EXERCISE PROMPT: Each line below should be quoted exactly, please.

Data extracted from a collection
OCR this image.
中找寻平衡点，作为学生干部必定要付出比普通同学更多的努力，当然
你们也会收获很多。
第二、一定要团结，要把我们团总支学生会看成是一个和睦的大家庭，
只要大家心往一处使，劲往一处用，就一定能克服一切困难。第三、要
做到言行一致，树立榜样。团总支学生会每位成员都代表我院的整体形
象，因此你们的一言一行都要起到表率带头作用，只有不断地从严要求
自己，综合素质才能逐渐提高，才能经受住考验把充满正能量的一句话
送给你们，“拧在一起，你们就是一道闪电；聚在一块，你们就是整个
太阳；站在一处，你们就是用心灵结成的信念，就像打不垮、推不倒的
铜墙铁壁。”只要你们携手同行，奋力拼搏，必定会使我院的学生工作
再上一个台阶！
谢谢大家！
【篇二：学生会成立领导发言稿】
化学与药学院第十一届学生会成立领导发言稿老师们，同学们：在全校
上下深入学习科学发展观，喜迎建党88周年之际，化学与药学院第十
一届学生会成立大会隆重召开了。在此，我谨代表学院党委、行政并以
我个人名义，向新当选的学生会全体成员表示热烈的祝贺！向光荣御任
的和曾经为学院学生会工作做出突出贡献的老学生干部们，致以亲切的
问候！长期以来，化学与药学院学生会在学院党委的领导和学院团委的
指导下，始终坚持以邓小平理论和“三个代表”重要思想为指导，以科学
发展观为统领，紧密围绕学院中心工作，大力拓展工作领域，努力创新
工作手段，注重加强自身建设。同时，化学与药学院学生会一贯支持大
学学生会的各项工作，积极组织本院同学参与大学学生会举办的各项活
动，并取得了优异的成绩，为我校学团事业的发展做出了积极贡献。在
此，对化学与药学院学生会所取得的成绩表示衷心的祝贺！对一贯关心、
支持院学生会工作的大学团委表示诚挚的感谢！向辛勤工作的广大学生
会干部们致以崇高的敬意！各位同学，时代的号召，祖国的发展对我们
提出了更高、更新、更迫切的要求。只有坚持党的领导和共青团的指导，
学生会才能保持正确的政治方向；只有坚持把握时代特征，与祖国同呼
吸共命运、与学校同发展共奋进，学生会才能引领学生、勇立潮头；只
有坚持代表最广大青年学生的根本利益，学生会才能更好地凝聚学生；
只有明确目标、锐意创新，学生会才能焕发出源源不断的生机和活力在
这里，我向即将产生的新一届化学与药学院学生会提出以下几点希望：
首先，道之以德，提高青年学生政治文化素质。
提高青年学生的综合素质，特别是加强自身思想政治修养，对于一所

ANSWER TO THIS EXERCISE:
OCR this image.
中找寻平衡点，作为学生干部必定要付出比普通同学更多的努力，当然
你们也会收获很多。
第二、一定要团结，要把我们团总支学生会看成是一个和睦的大家庭，
只要大家心往一处使，劲往一处用，就一定能克服一切困难。第三、要
做到言行一致，树立榜样。团总支学生会每位成员都代表我院的整体形
象，因此你们的一言一行都要起到表率带头作用，只有不断地从严要求
自己，综合素质才能逐渐提高，才能经受住考验把充满正能量的一句话
送给你们，“拧在一起，你们就是一道闪电；聚在一块，你们就是整个
太阳；站在一处，你们就是用心灵结成的信念，就像打不垮、推不倒的
铜墙铁壁。”只要你们携手同行，奋力拼搏，必定会使我院的学生工作
再上一个台阶！
谢谢大家！
【篇二：学生会成立领导发言稿】
化学与药学院第十一届学生会成立领导发言稿老师们，同学们：在全校
上下深入学习科学发展观，喜迎建党88周年之际，化学与药学院第十
一届学生会成立大会隆重召开了。在此，我谨代表学院党委、行政并以
我个人名义，向新当选的学生会全体成员表示热烈的祝贺！向光荣御任
的和曾经为学院学生会工作做出突出贡献的老学生干部们，致以亲切的
问候！长期以来，化学与药学院学生会在学院党委的领导和学院团委的
指导下，始终坚持以邓小平理论和“三个代表”重要思想为指导，以科学
发展观为统领，紧密围绕学院中心工作，大力拓展工作领域，努力创新
工作手段，注重加强自身建设。同时，化学与药学院学生会一贯支持大
学学生会的各项工作，积极组织本院同学参与大学学生会举办的各项活
动，并取得了优异的成绩，为我校学团事业的发展做出了积极贡献。在
此，对化学与药学院学生会所取得的成绩表示衷心的祝贺！对一贯关心、
支持院学生会工作的大学团委表示诚挚的感谢！向辛勤工作的广大学生
会干部们致以崇高的敬意！各位同学，时代的号召，祖国的发展对我们
提出了更高、更新、更迫切的要求。只有坚持党的领导和共青团的指导，
学生会才能保持正确的政治方向；只有坚持把握时代特征，与祖国同呼
吸共命运、与学校同发展共奋进，学生会才能引领学生、勇立潮头；只
有坚持代表最广大青年学生的根本利益，学生会才能更好地凝聚学生；
只有明确目标、锐意创新，学生会才能焕发出源源不断的生机和活力在
这里，我向即将产生的新一届化学与药学院学生会提出以下几点希望：
首先，道之以德，提高青年学生政治文化素质。
提高青年学生的综合素质，特别是加强自身思想政治修养，对于一所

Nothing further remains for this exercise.